» Work to do:
Identify, in the records below, every line where the string "formula" appears, and copy each such line.

» Records supplied:
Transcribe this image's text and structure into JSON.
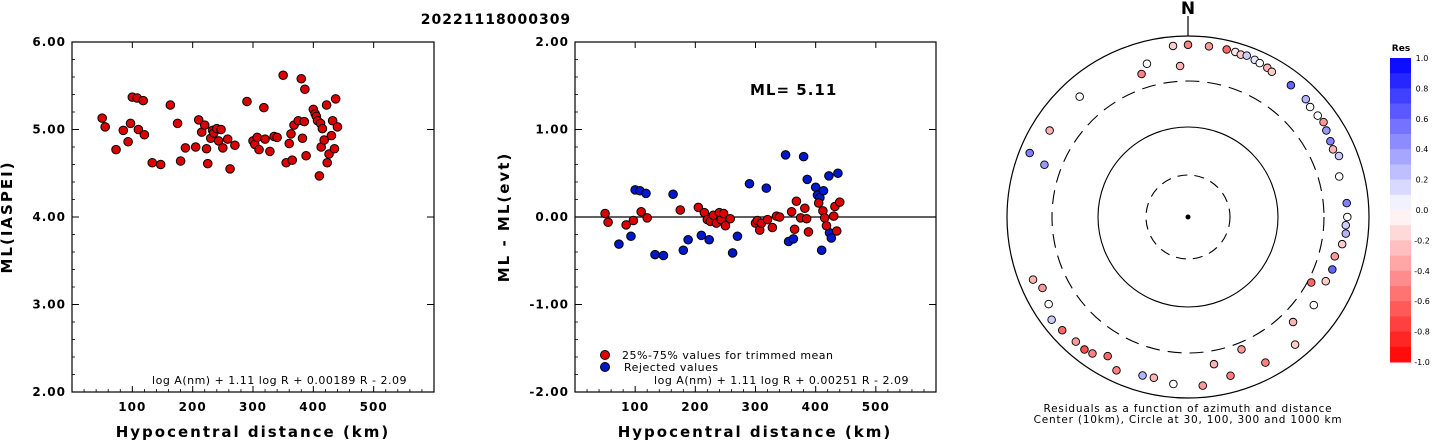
{
  "event_id": "20221118000309",
  "left": {
    "ylabel": "ML(IASPEI)",
    "xlabel": "Hypocentral distance (km)",
    "formula": "log A(nm) + 1.11 log R + 0.00189 R - 2.09",
    "xticks": [
      "100",
      "200",
      "300",
      "400",
      "500"
    ],
    "yticks": [
      "2.00",
      "3.00",
      "4.00",
      "5.00",
      "6.00"
    ]
  },
  "middle": {
    "ylabel": "ML - ML(evt)",
    "xlabel": "Hypocentral distance (km)",
    "ml_label": "ML= 5.11",
    "legend_trimmed": "25%-75% values for trimmed mean",
    "legend_rejected": "Rejected values",
    "formula": "log A(nm) + 1.11 log R + 0.00251 R - 2.09",
    "xticks": [
      "100",
      "200",
      "300",
      "400",
      "500"
    ],
    "yticks": [
      "-2.00",
      "-1.00",
      "0.00",
      "1.00",
      "2.00"
    ]
  },
  "polar": {
    "north": "N",
    "caption1": "Residuals as a function of azimuth and distance",
    "caption2": "Center (10km), Circle at 30, 100, 300 and 1000 km"
  },
  "colorbar": {
    "title": "Res",
    "ticks": [
      "1.0",
      "0.8",
      "0.6",
      "0.4",
      "0.2",
      "0.0",
      "-0.2",
      "-0.4",
      "-0.6",
      "-0.8",
      "-1.0"
    ]
  },
  "colors": {
    "trimmed": "#dd0000",
    "rejected": "#0018cc",
    "res_pos": "#0000ff",
    "res_neg": "#ff0000"
  },
  "chart_data": [
    {
      "type": "scatter",
      "title": "20221118000309",
      "xlabel": "Hypocentral distance (km)",
      "ylabel": "ML(IASPEI)",
      "xlim": [
        0,
        600
      ],
      "ylim": [
        2.0,
        6.0
      ],
      "series": [
        {
          "points": [
            [
              50,
              5.13
            ],
            [
              55,
              5.03
            ],
            [
              73,
              4.77
            ],
            [
              85,
              4.99
            ],
            [
              93,
              4.86
            ],
            [
              97,
              5.07
            ],
            [
              100,
              5.37
            ],
            [
              108,
              5.36
            ],
            [
              110,
              5.0
            ],
            [
              118,
              5.33
            ],
            [
              120,
              4.94
            ],
            [
              133,
              4.62
            ],
            [
              147,
              4.6
            ],
            [
              163,
              5.28
            ],
            [
              175,
              5.07
            ],
            [
              180,
              4.64
            ],
            [
              188,
              4.79
            ],
            [
              205,
              4.8
            ],
            [
              210,
              5.11
            ],
            [
              215,
              4.97
            ],
            [
              220,
              5.05
            ],
            [
              223,
              4.78
            ],
            [
              225,
              4.61
            ],
            [
              230,
              4.9
            ],
            [
              233,
              4.99
            ],
            [
              235,
              4.96
            ],
            [
              240,
              5.01
            ],
            [
              243,
              4.87
            ],
            [
              247,
              5.0
            ],
            [
              250,
              4.79
            ],
            [
              258,
              4.89
            ],
            [
              262,
              4.55
            ],
            [
              270,
              4.82
            ],
            [
              290,
              5.32
            ],
            [
              300,
              4.87
            ],
            [
              303,
              4.83
            ],
            [
              307,
              4.91
            ],
            [
              310,
              4.77
            ],
            [
              318,
              5.25
            ],
            [
              320,
              4.89
            ],
            [
              328,
              4.75
            ],
            [
              335,
              4.92
            ],
            [
              340,
              4.91
            ],
            [
              350,
              5.62
            ],
            [
              355,
              4.62
            ],
            [
              360,
              4.84
            ],
            [
              363,
              4.95
            ],
            [
              365,
              4.65
            ],
            [
              368,
              5.05
            ],
            [
              375,
              5.1
            ],
            [
              380,
              5.58
            ],
            [
              382,
              4.9
            ],
            [
              385,
              5.09
            ],
            [
              386,
              5.46
            ],
            [
              388,
              4.7
            ],
            [
              400,
              5.23
            ],
            [
              403,
              5.18
            ],
            [
              405,
              5.15
            ],
            [
              407,
              5.1
            ],
            [
              410,
              4.47
            ],
            [
              412,
              5.07
            ],
            [
              413,
              4.8
            ],
            [
              415,
              5.01
            ],
            [
              418,
              4.88
            ],
            [
              422,
              5.28
            ],
            [
              423,
              4.62
            ],
            [
              426,
              4.72
            ],
            [
              430,
              4.93
            ],
            [
              432,
              5.1
            ],
            [
              435,
              4.78
            ],
            [
              437,
              5.35
            ],
            [
              440,
              5.03
            ]
          ]
        }
      ]
    },
    {
      "type": "scatter",
      "ylabel": "ML - ML(evt)",
      "xlabel": "Hypocentral distance (km)",
      "xlim": [
        0,
        600
      ],
      "ylim": [
        -2.0,
        2.0
      ],
      "reference_line": 0.0,
      "series": [
        {
          "name": "25%-75% values for trimmed mean",
          "points": [
            [
              50,
              0.04
            ],
            [
              55,
              -0.06
            ],
            [
              85,
              -0.09
            ],
            [
              97,
              -0.04
            ],
            [
              110,
              0.06
            ],
            [
              120,
              -0.01
            ],
            [
              175,
              0.08
            ],
            [
              205,
              0.11
            ],
            [
              215,
              0.05
            ],
            [
              220,
              -0.03
            ],
            [
              225,
              -0.05
            ],
            [
              230,
              0.02
            ],
            [
              235,
              -0.07
            ],
            [
              240,
              0.05
            ],
            [
              243,
              -0.03
            ],
            [
              247,
              0.04
            ],
            [
              250,
              -0.1
            ],
            [
              258,
              -0.02
            ],
            [
              300,
              -0.07
            ],
            [
              303,
              -0.04
            ],
            [
              307,
              -0.15
            ],
            [
              310,
              -0.07
            ],
            [
              320,
              -0.03
            ],
            [
              328,
              -0.12
            ],
            [
              335,
              0.01
            ],
            [
              340,
              0.0
            ],
            [
              360,
              0.06
            ],
            [
              365,
              -0.14
            ],
            [
              368,
              0.18
            ],
            [
              375,
              -0.01
            ],
            [
              382,
              0.1
            ],
            [
              385,
              -0.02
            ],
            [
              388,
              -0.17
            ],
            [
              405,
              0.16
            ],
            [
              412,
              0.07
            ],
            [
              415,
              -0.01
            ],
            [
              418,
              -0.1
            ],
            [
              430,
              0.01
            ],
            [
              432,
              0.12
            ],
            [
              435,
              -0.16
            ],
            [
              440,
              0.17
            ]
          ]
        },
        {
          "name": "Rejected values",
          "points": [
            [
              73,
              -0.31
            ],
            [
              93,
              -0.22
            ],
            [
              100,
              0.31
            ],
            [
              108,
              0.3
            ],
            [
              118,
              0.27
            ],
            [
              133,
              -0.43
            ],
            [
              147,
              -0.44
            ],
            [
              163,
              0.26
            ],
            [
              180,
              -0.38
            ],
            [
              188,
              -0.26
            ],
            [
              210,
              -0.21
            ],
            [
              223,
              -0.26
            ],
            [
              262,
              -0.41
            ],
            [
              270,
              -0.22
            ],
            [
              290,
              0.38
            ],
            [
              318,
              0.33
            ],
            [
              350,
              0.71
            ],
            [
              355,
              -0.28
            ],
            [
              363,
              -0.25
            ],
            [
              380,
              0.69
            ],
            [
              386,
              0.43
            ],
            [
              400,
              0.34
            ],
            [
              403,
              0.25
            ],
            [
              407,
              0.22
            ],
            [
              410,
              -0.38
            ],
            [
              413,
              0.3
            ],
            [
              422,
              0.47
            ],
            [
              423,
              -0.18
            ],
            [
              426,
              -0.24
            ],
            [
              437,
              0.5
            ]
          ]
        }
      ]
    },
    {
      "type": "polar-scatter",
      "caption": "Residuals as a function of azimuth and distance",
      "circles_km": [
        30,
        100,
        300,
        1000
      ],
      "center_km": 10,
      "points": [
        [
          355,
          780,
          -0.2
        ],
        [
          0,
          790,
          -0.5
        ],
        [
          7,
          785,
          -0.4
        ],
        [
          13,
          785,
          -0.6
        ],
        [
          16,
          780,
          -0.1
        ],
        [
          18,
          760,
          -0.2
        ],
        [
          20,
          780,
          0.2
        ],
        [
          23,
          760,
          0.1
        ],
        [
          25,
          740,
          0.0
        ],
        [
          28,
          725,
          -0.3
        ],
        [
          30,
          700,
          -0.2
        ],
        [
          38,
          690,
          0.6
        ],
        [
          45,
          680,
          0.3
        ],
        [
          48,
          640,
          0.0
        ],
        [
          52,
          645,
          0.0
        ],
        [
          55,
          660,
          -0.4
        ],
        [
          58,
          620,
          0.4
        ],
        [
          62,
          590,
          0.5
        ],
        [
          65,
          570,
          -0.3
        ],
        [
          68,
          615,
          0.2
        ],
        [
          75,
          520,
          0.0
        ],
        [
          85,
          560,
          0.5
        ],
        [
          90,
          560,
          0.0
        ],
        [
          93,
          540,
          0.2
        ],
        [
          96,
          550,
          0.3
        ],
        [
          100,
          520,
          -0.2
        ],
        [
          105,
          460,
          -0.4
        ],
        [
          110,
          480,
          0.6
        ],
        [
          115,
          460,
          -0.2
        ],
        [
          118,
          330,
          -0.6
        ],
        [
          125,
          480,
          0.0
        ],
        [
          135,
          420,
          -0.3
        ],
        [
          140,
          680,
          -0.2
        ],
        [
          152,
          650,
          -0.5
        ],
        [
          158,
          360,
          -0.4
        ],
        [
          165,
          640,
          -0.5
        ],
        [
          170,
          430,
          -0.3
        ],
        [
          175,
          730,
          -0.4
        ],
        [
          185,
          700,
          0.0
        ],
        [
          192,
          640,
          -0.3
        ],
        [
          196,
          650,
          0.3
        ],
        [
          205,
          730,
          -0.5
        ],
        [
          210,
          580,
          -0.6
        ],
        [
          215,
          680,
          -0.5
        ],
        [
          218,
          710,
          -0.7
        ],
        [
          222,
          700,
          -0.4
        ],
        [
          228,
          730,
          -0.6
        ],
        [
          233,
          760,
          0.2
        ],
        [
          238,
          640,
          0.0
        ],
        [
          244,
          600,
          -0.4
        ],
        [
          248,
          690,
          -0.3
        ],
        [
          290,
          470,
          0.4
        ],
        [
          292,
          760,
          0.5
        ],
        [
          302,
          620,
          -0.3
        ],
        [
          318,
          600,
          0.0
        ],
        [
          342,
          440,
          -0.5
        ],
        [
          345,
          550,
          0.0
        ],
        [
          357,
          450,
          -0.3
        ]
      ]
    }
  ]
}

» Task result:
    "formula": "log A(nm) + 1.11 log R + 0.00189 R - 2.09",
    "formula": "log A(nm) + 1.11 log R + 0.00251 R - 2.09",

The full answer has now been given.